[Entries drawn from a collection]
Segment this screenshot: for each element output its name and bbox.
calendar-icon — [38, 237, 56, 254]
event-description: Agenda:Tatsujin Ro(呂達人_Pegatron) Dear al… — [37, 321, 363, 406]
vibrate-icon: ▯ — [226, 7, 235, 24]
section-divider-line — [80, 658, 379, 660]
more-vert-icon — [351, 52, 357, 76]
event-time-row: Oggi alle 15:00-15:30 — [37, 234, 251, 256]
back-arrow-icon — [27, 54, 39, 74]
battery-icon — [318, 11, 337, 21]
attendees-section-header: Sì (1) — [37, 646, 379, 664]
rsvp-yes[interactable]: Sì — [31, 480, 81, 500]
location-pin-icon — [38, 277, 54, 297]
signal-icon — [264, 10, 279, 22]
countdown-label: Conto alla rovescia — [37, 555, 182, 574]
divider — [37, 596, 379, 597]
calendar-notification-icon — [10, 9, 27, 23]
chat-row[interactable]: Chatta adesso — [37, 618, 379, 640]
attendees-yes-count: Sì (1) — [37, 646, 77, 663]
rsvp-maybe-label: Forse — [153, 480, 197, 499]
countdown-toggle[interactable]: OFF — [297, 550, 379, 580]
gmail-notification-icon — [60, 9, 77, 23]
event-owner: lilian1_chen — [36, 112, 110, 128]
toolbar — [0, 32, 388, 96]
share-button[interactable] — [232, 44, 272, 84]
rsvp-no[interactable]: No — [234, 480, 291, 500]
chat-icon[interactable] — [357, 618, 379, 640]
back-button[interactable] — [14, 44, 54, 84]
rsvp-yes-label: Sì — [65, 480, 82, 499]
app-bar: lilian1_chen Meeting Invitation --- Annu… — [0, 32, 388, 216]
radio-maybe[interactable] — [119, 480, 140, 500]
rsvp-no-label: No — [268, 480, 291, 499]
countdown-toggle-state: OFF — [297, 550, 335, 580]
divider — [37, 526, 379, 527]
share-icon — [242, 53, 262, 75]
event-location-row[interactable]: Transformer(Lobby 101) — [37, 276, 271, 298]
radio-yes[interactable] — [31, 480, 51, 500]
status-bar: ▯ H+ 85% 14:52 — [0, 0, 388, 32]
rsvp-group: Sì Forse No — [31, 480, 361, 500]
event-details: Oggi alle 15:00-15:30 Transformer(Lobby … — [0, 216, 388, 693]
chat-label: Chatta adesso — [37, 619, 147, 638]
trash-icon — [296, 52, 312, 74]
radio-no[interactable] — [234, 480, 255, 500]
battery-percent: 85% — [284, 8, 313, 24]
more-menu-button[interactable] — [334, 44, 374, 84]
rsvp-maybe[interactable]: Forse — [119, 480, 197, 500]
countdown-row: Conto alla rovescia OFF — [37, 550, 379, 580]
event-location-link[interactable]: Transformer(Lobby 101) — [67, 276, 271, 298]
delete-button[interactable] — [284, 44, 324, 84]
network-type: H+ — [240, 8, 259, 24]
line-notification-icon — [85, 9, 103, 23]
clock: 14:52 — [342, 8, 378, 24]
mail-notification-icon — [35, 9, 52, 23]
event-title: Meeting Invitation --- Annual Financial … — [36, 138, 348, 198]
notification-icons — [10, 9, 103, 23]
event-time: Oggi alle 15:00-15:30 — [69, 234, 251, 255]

__GOAL__
Print every line of the data above verbatim, changing nothing.

__OUTPUT BELOW__
Segment this screenshot: for each element output its name and bbox.
calendar-icon — [38, 237, 56, 254]
event-description: Agenda:Tatsujin Ro(呂達人_Pegatron) Dear al… — [37, 321, 363, 406]
vibrate-icon: ▯ — [226, 7, 235, 24]
section-divider-line — [80, 658, 379, 660]
more-vert-icon — [351, 52, 357, 76]
event-time-row: Oggi alle 15:00-15:30 — [37, 234, 251, 256]
back-arrow-icon — [27, 54, 39, 74]
battery-icon — [318, 11, 337, 21]
attendees-section-header: Sì (1) — [37, 646, 379, 664]
rsvp-yes[interactable]: Sì — [31, 480, 81, 500]
location-pin-icon — [38, 277, 54, 297]
signal-icon — [264, 10, 279, 22]
countdown-label: Conto alla rovescia — [37, 555, 182, 574]
divider — [37, 596, 379, 597]
calendar-notification-icon — [10, 9, 27, 23]
chat-row[interactable]: Chatta adesso — [37, 618, 379, 640]
attendees-yes-count: Sì (1) — [37, 646, 77, 663]
rsvp-maybe-label: Forse — [153, 480, 197, 499]
countdown-toggle[interactable]: OFF — [297, 550, 379, 580]
gmail-notification-icon — [60, 9, 77, 23]
event-owner: lilian1_chen — [36, 112, 110, 128]
toolbar — [0, 32, 388, 96]
share-button[interactable] — [232, 44, 272, 84]
rsvp-no[interactable]: No — [234, 480, 291, 500]
chat-icon[interactable] — [357, 618, 379, 640]
back-button[interactable] — [14, 44, 54, 84]
rsvp-yes-label: Sì — [65, 480, 82, 499]
app-bar: lilian1_chen Meeting Invitation --- Annu… — [0, 32, 388, 216]
radio-maybe[interactable] — [119, 480, 140, 500]
rsvp-no-label: No — [268, 480, 291, 499]
countdown-toggle-state: OFF — [297, 550, 335, 580]
divider — [37, 526, 379, 527]
share-icon — [242, 53, 262, 75]
event-location-row[interactable]: Transformer(Lobby 101) — [37, 276, 271, 298]
radio-yes[interactable] — [31, 480, 51, 500]
status-bar: ▯ H+ 85% 14:52 — [0, 0, 388, 32]
rsvp-group: Sì Forse No — [31, 480, 361, 500]
event-details: Oggi alle 15:00-15:30 Transformer(Lobby … — [0, 216, 388, 693]
chat-label: Chatta adesso — [37, 619, 147, 638]
trash-icon — [296, 52, 312, 74]
radio-no[interactable] — [234, 480, 255, 500]
battery-percent: 85% — [284, 8, 313, 24]
more-menu-button[interactable] — [334, 44, 374, 84]
rsvp-maybe[interactable]: Forse — [119, 480, 197, 500]
countdown-row: Conto alla rovescia OFF — [37, 550, 379, 580]
event-location-link[interactable]: Transformer(Lobby 101) — [67, 276, 271, 298]
delete-button[interactable] — [284, 44, 324, 84]
network-type: H+ — [240, 8, 259, 24]
line-notification-icon — [85, 9, 103, 23]
clock: 14:52 — [342, 8, 378, 24]
mail-notification-icon — [35, 9, 52, 23]
event-title: Meeting Invitation --- Annual Financial … — [36, 138, 348, 198]
notification-icons — [10, 9, 103, 23]
event-time: Oggi alle 15:00-15:30 — [69, 234, 251, 255]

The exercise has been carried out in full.